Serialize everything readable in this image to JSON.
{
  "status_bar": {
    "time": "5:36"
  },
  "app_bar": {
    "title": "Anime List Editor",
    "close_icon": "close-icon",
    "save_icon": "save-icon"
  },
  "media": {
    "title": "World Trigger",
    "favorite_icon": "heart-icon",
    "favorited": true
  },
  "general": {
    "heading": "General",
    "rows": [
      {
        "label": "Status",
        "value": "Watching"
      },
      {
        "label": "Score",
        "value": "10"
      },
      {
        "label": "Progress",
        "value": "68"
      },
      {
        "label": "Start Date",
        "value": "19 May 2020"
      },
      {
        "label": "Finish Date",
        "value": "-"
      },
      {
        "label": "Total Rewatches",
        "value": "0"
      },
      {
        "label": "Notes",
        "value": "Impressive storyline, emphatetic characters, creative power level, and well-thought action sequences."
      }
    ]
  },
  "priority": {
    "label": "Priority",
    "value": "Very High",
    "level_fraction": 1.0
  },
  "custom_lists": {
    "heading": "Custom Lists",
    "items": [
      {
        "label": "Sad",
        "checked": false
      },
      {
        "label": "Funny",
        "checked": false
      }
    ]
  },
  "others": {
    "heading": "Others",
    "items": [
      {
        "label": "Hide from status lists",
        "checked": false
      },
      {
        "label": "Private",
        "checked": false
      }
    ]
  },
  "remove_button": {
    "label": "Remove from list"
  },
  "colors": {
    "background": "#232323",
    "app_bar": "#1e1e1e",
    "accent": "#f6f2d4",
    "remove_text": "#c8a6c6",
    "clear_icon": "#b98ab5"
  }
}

*WHAT YOU HAVE TO DO*
Retype the listing. Match it exactly.

*EXERCISE SOLUTION*
Serialize everything readable in this image to JSON.
{
  "status_bar": {
    "time": "5:36"
  },
  "app_bar": {
    "title": "Anime List Editor",
    "close_icon": "close-icon",
    "save_icon": "save-icon"
  },
  "media": {
    "title": "World Trigger",
    "favorite_icon": "heart-icon",
    "favorited": true
  },
  "general": {
    "heading": "General",
    "rows": [
      {
        "label": "Status",
        "value": "Watching"
      },
      {
        "label": "Score",
        "value": "10"
      },
      {
        "label": "Progress",
        "value": "68"
      },
      {
        "label": "Start Date",
        "value": "19 May 2020"
      },
      {
        "label": "Finish Date",
        "value": "-"
      },
      {
        "label": "Total Rewatches",
        "value": "0"
      },
      {
        "label": "Notes",
        "value": "Impressive storyline, emphatetic characters, creative power level, and well-thought action sequences."
      }
    ]
  },
  "priority": {
    "label": "Priority",
    "value": "Very High",
    "level_fraction": 1.0
  },
  "custom_lists": {
    "heading": "Custom Lists",
    "items": [
      {
        "label": "Sad",
        "checked": false
      },
      {
        "label": "Funny",
        "checked": false
      }
    ]
  },
  "others": {
    "heading": "Others",
    "items": [
      {
        "label": "Hide from status lists",
        "checked": false
      },
      {
        "label": "Private",
        "checked": false
      }
    ]
  },
  "remove_button": {
    "label": "Remove from list"
  },
  "colors": {
    "background": "#232323",
    "app_bar": "#1e1e1e",
    "accent": "#f6f2d4",
    "remove_text": "#c8a6c6",
    "clear_icon": "#b98ab5"
  }
}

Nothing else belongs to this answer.